## START Raw records

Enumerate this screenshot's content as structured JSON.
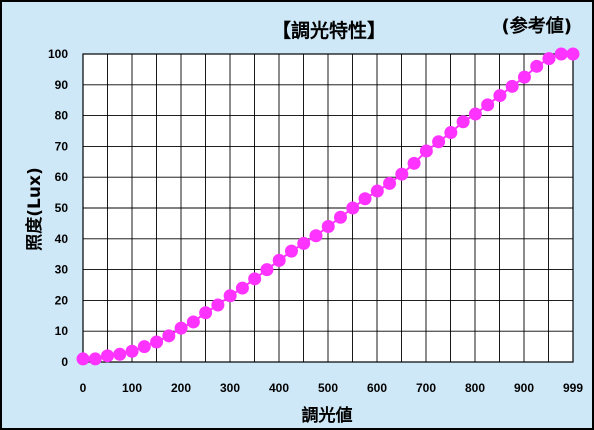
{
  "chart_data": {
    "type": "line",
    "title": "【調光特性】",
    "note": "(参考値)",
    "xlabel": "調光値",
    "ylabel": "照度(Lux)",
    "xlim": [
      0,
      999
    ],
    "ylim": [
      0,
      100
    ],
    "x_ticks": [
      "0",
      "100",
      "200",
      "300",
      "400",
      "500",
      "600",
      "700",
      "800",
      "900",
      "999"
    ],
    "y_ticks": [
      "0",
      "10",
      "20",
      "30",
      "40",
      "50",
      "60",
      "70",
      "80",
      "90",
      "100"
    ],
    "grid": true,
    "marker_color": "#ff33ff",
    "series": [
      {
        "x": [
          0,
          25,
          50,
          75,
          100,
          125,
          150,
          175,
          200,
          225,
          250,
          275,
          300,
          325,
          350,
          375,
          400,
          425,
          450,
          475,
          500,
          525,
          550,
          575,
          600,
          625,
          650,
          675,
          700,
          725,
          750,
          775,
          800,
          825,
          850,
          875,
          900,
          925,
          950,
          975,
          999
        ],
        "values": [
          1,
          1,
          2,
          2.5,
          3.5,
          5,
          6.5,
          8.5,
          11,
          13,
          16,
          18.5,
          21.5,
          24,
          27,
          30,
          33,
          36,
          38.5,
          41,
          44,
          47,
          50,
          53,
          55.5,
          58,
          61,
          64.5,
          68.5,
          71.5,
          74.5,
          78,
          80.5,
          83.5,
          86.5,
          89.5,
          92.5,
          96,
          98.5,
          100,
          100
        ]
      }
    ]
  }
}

## END Raw records
## START Raw records

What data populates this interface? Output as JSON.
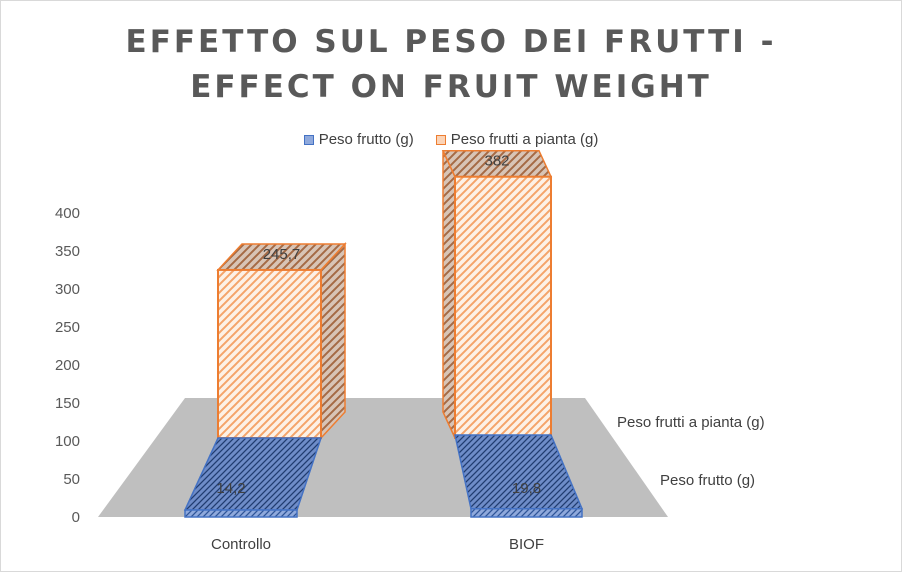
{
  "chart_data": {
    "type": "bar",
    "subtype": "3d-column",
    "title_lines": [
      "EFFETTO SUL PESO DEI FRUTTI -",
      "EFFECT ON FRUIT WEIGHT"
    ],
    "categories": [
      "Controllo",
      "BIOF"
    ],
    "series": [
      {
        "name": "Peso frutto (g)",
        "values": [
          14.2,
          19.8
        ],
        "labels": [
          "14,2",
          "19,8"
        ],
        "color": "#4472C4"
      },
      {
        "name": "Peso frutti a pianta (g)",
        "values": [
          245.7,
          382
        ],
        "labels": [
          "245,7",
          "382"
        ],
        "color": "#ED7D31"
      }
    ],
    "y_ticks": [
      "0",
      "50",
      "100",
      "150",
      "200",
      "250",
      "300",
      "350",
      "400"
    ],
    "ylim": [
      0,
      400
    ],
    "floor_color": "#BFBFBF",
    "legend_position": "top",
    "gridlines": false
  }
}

## END Raw records
## START Raw records

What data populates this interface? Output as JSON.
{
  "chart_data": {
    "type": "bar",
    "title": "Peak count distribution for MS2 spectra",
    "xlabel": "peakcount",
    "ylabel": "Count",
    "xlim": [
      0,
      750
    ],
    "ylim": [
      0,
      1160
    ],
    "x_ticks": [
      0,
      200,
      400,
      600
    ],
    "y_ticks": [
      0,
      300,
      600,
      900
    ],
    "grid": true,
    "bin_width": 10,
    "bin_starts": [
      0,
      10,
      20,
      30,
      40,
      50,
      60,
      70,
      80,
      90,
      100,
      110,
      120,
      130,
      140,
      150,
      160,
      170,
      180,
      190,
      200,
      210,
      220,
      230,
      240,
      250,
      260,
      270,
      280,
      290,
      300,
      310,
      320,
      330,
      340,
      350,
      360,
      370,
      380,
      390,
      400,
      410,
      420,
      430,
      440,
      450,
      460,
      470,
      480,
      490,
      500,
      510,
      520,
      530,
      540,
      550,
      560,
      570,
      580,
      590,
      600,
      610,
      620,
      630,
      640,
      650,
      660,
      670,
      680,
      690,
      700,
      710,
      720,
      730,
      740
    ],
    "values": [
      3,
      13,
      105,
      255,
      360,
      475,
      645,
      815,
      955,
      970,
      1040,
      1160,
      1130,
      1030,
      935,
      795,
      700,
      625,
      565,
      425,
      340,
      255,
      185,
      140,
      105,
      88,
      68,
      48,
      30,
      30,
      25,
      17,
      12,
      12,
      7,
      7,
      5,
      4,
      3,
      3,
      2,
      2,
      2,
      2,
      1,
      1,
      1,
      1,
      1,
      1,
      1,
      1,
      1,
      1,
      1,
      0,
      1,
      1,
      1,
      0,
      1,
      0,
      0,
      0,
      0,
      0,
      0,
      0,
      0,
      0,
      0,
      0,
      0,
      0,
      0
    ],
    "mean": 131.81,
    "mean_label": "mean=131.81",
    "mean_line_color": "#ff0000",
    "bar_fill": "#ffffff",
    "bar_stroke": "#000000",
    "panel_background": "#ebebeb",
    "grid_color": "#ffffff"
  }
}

## END Raw records

■ To be done ■
How many of the lines in the listing above hold the word "name"? Report only that figure.

■ Output ■
2